(Saved data entries)
-*-*-

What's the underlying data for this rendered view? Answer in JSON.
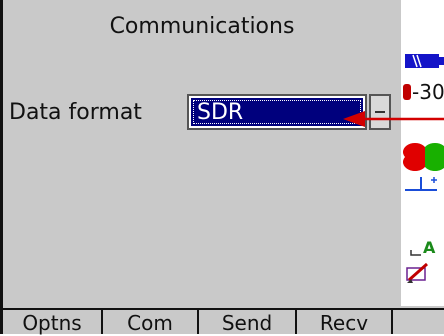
{
  "title": "Communications",
  "form": {
    "data_format_label": "Data format",
    "data_format_value": "SDR"
  },
  "status_bar": {
    "temperature_text": "-30",
    "a_label": "A"
  },
  "softkeys": [
    "Optns",
    "Com",
    "Send",
    "Recv"
  ],
  "colors": {
    "screen_bg": "#c9c9c9",
    "selection_bg": "#00007d",
    "arrow": "#d30000",
    "battery": "#1414c8"
  }
}
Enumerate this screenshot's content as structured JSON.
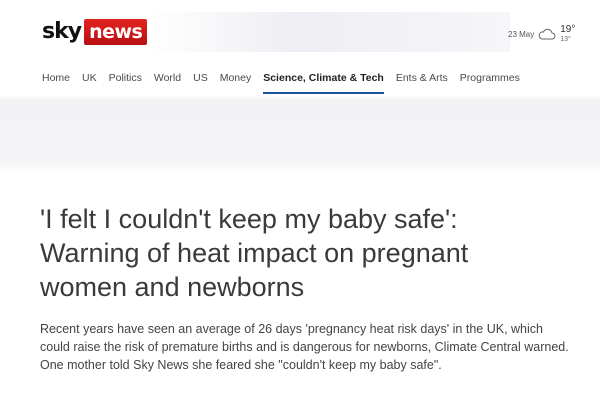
{
  "brand": {
    "sky": "sky",
    "news": "news",
    "sky_color": "#111111",
    "news_bg": "#d11a1a"
  },
  "weather": {
    "date": "23 May",
    "icon": "cloud-icon",
    "high": "19°",
    "low": "13°"
  },
  "nav": {
    "items": [
      {
        "label": "Home"
      },
      {
        "label": "UK"
      },
      {
        "label": "Politics"
      },
      {
        "label": "World"
      },
      {
        "label": "US"
      },
      {
        "label": "Money"
      },
      {
        "label": "Science, Climate & Tech",
        "active": true
      },
      {
        "label": "Ents & Arts"
      },
      {
        "label": "Programmes"
      }
    ],
    "active_underline_color": "#1c4f9c"
  },
  "article": {
    "headline": "'I felt I couldn't keep my baby safe': Warning of heat impact on pregnant women and newborns",
    "standfirst": "Recent years have seen an average of 26 days 'pregnancy heat risk days' in the UK, which could raise the risk of premature births and is dangerous for newborns, Climate Central warned. One mother told Sky News she feared she \"couldn't keep my baby safe\"."
  }
}
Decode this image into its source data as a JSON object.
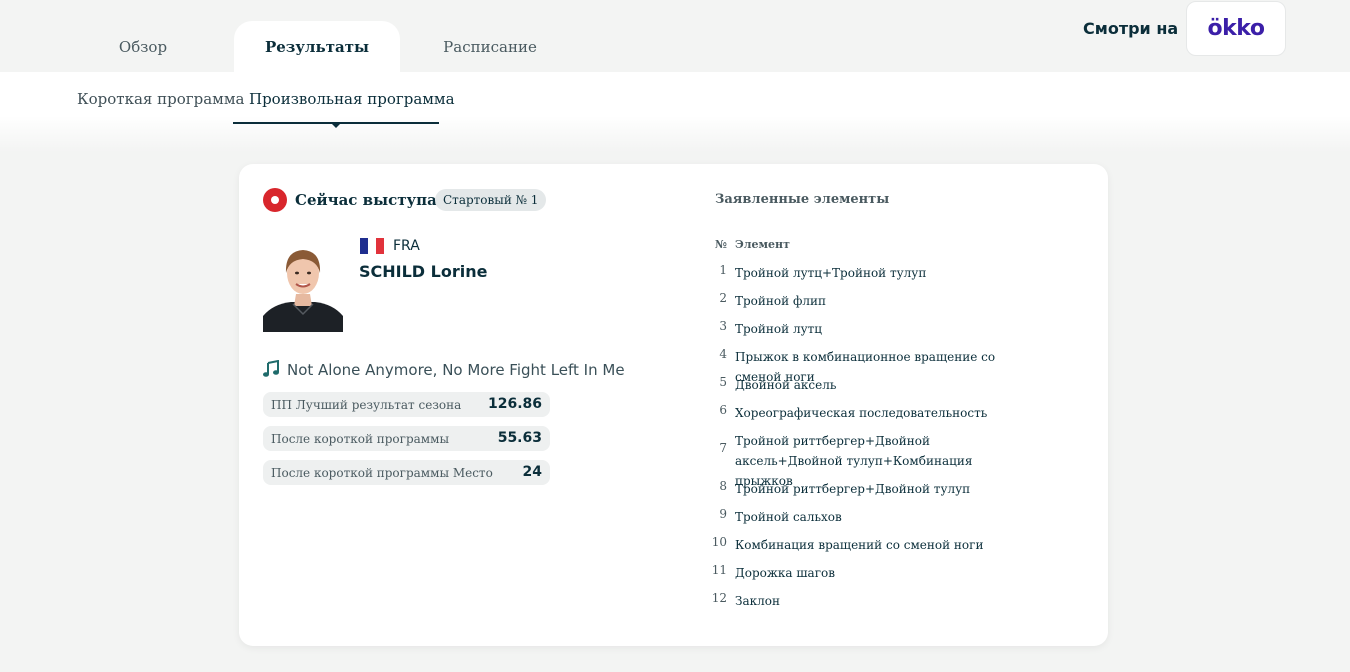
{
  "tabs": [
    {
      "label": "Обзор",
      "active": false
    },
    {
      "label": "Результаты",
      "active": true
    },
    {
      "label": "Расписание",
      "active": false
    }
  ],
  "watch": {
    "label": "Смотри на",
    "brand": "ökko",
    "brand_color": "#3b1fa8"
  },
  "subtabs": [
    {
      "label": "Короткая программа",
      "active": false
    },
    {
      "label": "Произвольная программа",
      "active": true
    }
  ],
  "performer": {
    "live_label": "Сейчас выступает",
    "start_badge": "Стартовый № 1",
    "country": "FRA",
    "name": "SCHILD Lorine",
    "music": "Not Alone Anymore, No More Fight Left In Me",
    "live_color": "#d8262c"
  },
  "stats": [
    {
      "label": "ПП Лучший результат сезона",
      "value": "126.86"
    },
    {
      "label": "После короткой программы",
      "value": "55.63"
    },
    {
      "label": "После короткой программы Место",
      "value": "24"
    }
  ],
  "elements": {
    "title": "Заявленные элементы",
    "col_num": "№",
    "col_name": "Элемент",
    "items": [
      {
        "num": "1",
        "name": "Тройной лутц+Тройной тулуп"
      },
      {
        "num": "2",
        "name": "Тройной флип"
      },
      {
        "num": "3",
        "name": "Тройной лутц"
      },
      {
        "num": "4",
        "name": "Прыжок в комбинационное вращение со сменой ноги"
      },
      {
        "num": "5",
        "name": "Двойной аксель"
      },
      {
        "num": "6",
        "name": "Хореографическая последовательность"
      },
      {
        "num": "7",
        "name": "Тройной риттбергер+Двойной аксель+Двойной тулуп+Комбинация прыжков"
      },
      {
        "num": "8",
        "name": "Тройной риттбергер+Двойной тулуп"
      },
      {
        "num": "9",
        "name": "Тройной сальхов"
      },
      {
        "num": "10",
        "name": "Комбинация вращений со сменой ноги"
      },
      {
        "num": "11",
        "name": "Дорожка шагов"
      },
      {
        "num": "12",
        "name": "Заклон"
      }
    ]
  }
}
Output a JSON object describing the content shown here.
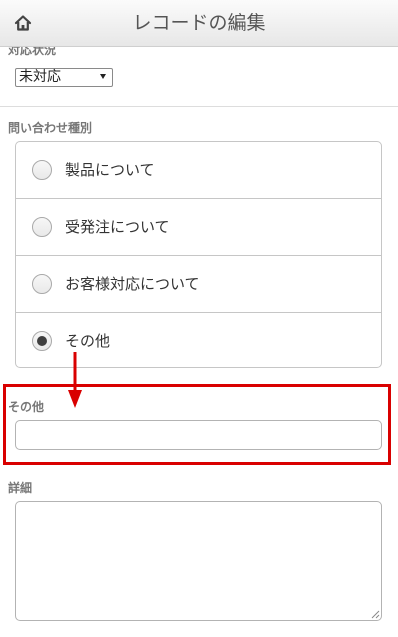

-*-*-

■ Exercise aim ■
State how many lines in the records above contain the word "Climate", and give only that number.

■ Response ■
2